Raw records:
════

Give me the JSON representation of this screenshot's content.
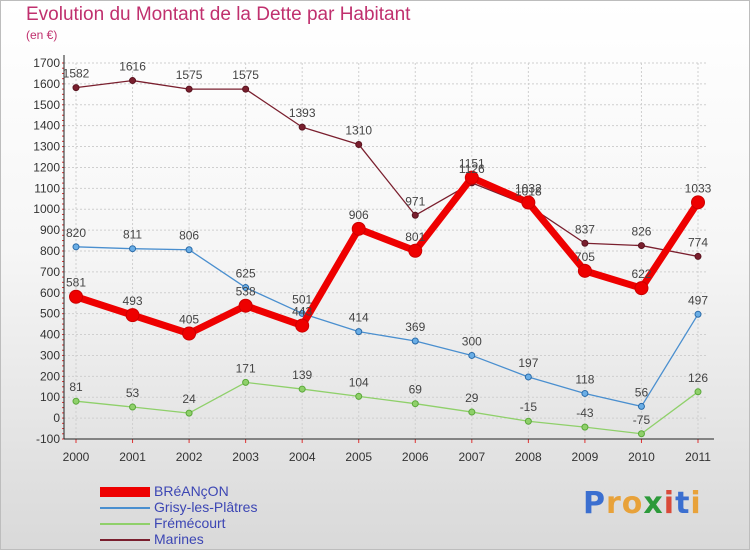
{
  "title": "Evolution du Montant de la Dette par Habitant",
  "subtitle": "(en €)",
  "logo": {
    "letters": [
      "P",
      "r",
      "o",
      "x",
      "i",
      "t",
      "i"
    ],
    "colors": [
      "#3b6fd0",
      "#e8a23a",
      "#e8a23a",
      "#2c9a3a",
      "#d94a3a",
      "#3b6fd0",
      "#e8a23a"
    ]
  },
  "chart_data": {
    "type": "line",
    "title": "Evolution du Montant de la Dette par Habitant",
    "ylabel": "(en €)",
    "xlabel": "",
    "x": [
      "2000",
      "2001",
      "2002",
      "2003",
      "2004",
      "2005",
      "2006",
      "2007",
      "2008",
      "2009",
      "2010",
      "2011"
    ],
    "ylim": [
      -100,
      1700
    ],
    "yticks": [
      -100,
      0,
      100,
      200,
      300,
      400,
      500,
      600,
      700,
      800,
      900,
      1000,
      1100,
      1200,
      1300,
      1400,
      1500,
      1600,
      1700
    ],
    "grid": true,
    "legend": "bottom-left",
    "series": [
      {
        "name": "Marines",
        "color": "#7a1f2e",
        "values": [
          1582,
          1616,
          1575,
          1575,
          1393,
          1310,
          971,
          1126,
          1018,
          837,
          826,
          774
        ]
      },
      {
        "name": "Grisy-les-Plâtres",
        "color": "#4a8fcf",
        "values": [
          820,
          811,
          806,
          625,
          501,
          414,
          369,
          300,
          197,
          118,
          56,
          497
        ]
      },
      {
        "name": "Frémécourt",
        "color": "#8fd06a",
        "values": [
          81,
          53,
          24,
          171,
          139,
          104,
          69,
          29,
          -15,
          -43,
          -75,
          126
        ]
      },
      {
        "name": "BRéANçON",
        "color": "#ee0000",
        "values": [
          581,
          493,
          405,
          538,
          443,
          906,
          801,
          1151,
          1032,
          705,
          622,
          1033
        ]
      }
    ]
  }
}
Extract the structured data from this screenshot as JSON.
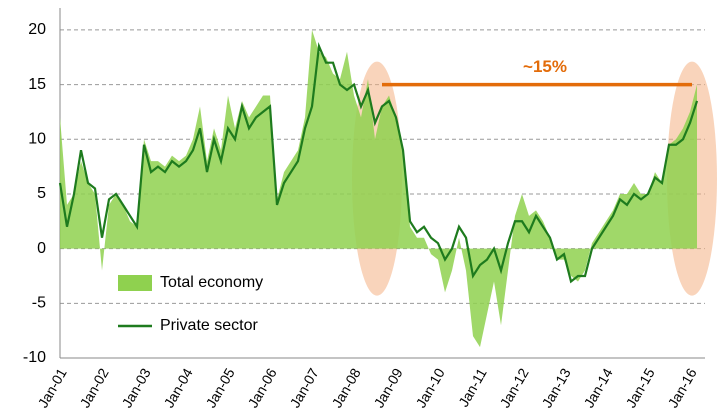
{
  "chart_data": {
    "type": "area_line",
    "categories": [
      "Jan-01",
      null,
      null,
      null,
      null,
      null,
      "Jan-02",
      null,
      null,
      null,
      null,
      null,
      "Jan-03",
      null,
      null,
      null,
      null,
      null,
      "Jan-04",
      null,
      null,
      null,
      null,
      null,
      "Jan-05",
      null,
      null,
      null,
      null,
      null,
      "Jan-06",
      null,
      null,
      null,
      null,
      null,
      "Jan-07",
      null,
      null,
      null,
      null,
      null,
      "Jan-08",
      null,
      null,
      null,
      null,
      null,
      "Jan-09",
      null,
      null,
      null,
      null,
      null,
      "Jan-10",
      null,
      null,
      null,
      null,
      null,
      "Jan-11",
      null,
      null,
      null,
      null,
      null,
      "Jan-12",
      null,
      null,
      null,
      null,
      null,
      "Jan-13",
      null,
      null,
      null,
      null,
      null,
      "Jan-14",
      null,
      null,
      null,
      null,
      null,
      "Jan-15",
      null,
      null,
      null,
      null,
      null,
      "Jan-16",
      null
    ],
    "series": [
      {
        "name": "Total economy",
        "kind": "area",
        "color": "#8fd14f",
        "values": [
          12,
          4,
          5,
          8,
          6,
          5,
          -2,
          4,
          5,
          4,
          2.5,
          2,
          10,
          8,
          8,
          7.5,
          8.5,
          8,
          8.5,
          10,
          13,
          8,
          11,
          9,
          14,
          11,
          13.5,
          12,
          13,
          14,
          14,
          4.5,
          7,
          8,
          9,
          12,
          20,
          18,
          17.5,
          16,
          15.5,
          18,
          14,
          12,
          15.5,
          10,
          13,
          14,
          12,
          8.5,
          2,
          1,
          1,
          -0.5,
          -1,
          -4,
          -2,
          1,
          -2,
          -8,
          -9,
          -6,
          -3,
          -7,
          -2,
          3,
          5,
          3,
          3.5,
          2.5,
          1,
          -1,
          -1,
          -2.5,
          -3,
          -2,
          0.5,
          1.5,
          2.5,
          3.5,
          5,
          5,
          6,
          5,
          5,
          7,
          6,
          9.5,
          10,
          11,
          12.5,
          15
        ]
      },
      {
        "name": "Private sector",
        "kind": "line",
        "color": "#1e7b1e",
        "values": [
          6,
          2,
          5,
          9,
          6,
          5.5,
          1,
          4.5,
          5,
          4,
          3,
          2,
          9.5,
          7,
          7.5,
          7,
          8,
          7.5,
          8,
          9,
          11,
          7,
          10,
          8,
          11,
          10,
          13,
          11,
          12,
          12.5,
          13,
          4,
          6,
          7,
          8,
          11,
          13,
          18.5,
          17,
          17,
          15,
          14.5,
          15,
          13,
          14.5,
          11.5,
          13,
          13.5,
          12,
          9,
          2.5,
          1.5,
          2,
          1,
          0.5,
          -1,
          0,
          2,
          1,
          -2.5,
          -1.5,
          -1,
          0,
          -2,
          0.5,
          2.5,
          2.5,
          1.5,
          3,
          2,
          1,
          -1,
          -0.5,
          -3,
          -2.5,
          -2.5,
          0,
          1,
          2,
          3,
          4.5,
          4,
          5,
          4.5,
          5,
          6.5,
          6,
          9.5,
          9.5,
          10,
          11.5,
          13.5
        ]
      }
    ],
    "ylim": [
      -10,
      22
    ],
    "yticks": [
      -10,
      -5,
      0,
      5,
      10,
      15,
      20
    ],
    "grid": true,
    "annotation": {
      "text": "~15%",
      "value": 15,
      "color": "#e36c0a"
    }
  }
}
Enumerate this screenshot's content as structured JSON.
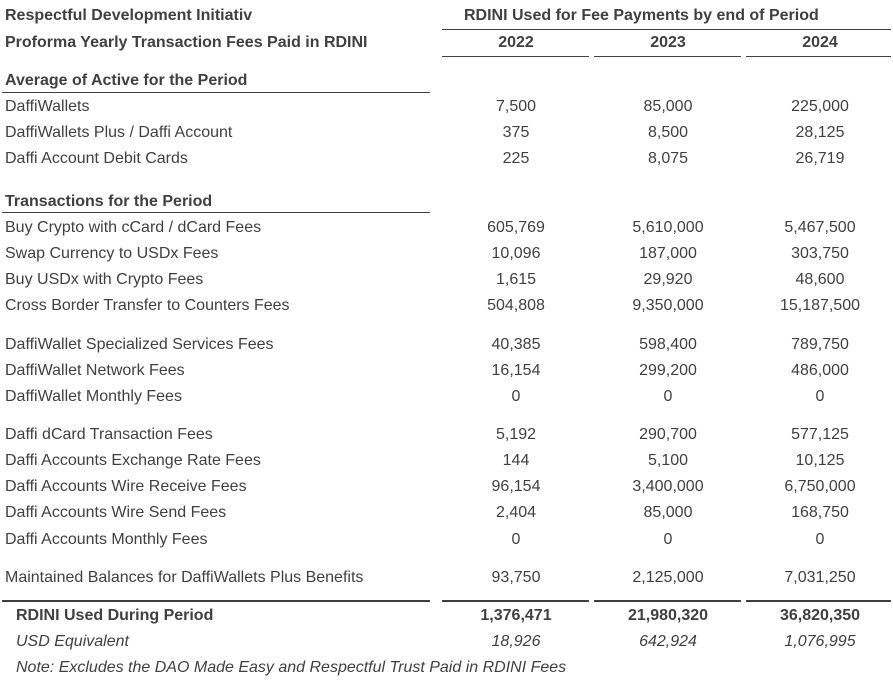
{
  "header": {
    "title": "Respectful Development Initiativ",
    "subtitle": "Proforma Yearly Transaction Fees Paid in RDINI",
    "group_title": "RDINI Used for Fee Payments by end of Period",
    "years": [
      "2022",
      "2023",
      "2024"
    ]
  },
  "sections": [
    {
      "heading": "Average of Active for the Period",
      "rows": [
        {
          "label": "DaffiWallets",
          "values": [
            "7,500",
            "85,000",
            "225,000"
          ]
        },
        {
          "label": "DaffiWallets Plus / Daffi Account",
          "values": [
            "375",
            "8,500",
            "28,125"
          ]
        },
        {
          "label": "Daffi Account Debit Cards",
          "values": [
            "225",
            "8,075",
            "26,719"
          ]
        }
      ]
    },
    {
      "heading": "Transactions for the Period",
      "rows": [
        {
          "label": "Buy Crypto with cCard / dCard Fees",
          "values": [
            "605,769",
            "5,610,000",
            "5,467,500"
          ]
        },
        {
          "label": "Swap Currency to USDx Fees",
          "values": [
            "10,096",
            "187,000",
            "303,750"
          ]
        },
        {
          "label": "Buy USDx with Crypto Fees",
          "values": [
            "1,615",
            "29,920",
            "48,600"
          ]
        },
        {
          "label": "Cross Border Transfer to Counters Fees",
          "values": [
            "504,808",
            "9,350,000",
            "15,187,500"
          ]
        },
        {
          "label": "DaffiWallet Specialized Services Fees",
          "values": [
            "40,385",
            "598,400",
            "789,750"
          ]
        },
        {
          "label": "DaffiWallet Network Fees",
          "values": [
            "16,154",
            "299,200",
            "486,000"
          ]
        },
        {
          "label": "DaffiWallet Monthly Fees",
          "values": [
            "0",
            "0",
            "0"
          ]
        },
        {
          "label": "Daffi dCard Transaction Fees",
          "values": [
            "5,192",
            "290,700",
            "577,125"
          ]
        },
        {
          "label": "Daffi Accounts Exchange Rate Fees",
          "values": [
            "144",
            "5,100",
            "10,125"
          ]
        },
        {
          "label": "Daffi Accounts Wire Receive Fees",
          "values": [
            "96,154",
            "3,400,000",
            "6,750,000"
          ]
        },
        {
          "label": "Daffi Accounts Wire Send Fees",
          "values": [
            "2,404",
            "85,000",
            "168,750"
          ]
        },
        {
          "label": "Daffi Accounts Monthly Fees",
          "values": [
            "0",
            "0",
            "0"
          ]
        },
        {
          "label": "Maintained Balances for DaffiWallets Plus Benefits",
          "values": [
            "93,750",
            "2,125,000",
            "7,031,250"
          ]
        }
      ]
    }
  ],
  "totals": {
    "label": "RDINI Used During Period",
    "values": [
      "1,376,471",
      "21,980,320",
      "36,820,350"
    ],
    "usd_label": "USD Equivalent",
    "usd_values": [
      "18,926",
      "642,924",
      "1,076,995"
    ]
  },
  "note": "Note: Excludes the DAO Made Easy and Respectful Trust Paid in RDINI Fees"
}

════

Using the records given above, list every line that includes the word "heading".

      "heading": "Average of Active for the Period",
      "heading": "Transactions for the Period",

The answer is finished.